▼

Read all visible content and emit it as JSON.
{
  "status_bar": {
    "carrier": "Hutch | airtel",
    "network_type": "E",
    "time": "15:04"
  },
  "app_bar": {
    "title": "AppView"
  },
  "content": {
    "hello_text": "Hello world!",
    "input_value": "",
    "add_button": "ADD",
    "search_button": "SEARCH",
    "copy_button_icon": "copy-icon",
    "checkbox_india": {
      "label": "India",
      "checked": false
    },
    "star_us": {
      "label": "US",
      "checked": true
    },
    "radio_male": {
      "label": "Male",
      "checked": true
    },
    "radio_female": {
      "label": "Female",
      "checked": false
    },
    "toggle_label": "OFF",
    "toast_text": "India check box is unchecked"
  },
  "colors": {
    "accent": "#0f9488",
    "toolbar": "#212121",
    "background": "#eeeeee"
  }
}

▲

> [WHAT THE EXERCISE ASKS]: Please copy out each record, character for character.

> [EXERCISE SOLUTION]:
Read all visible content and emit it as JSON.
{
  "status_bar": {
    "carrier": "Hutch | airtel",
    "network_type": "E",
    "time": "15:04"
  },
  "app_bar": {
    "title": "AppView"
  },
  "content": {
    "hello_text": "Hello world!",
    "input_value": "",
    "add_button": "ADD",
    "search_button": "SEARCH",
    "copy_button_icon": "copy-icon",
    "checkbox_india": {
      "label": "India",
      "checked": false
    },
    "star_us": {
      "label": "US",
      "checked": true
    },
    "radio_male": {
      "label": "Male",
      "checked": true
    },
    "radio_female": {
      "label": "Female",
      "checked": false
    },
    "toggle_label": "OFF",
    "toast_text": "India check box is unchecked"
  },
  "colors": {
    "accent": "#0f9488",
    "toolbar": "#212121",
    "background": "#eeeeee"
  }
}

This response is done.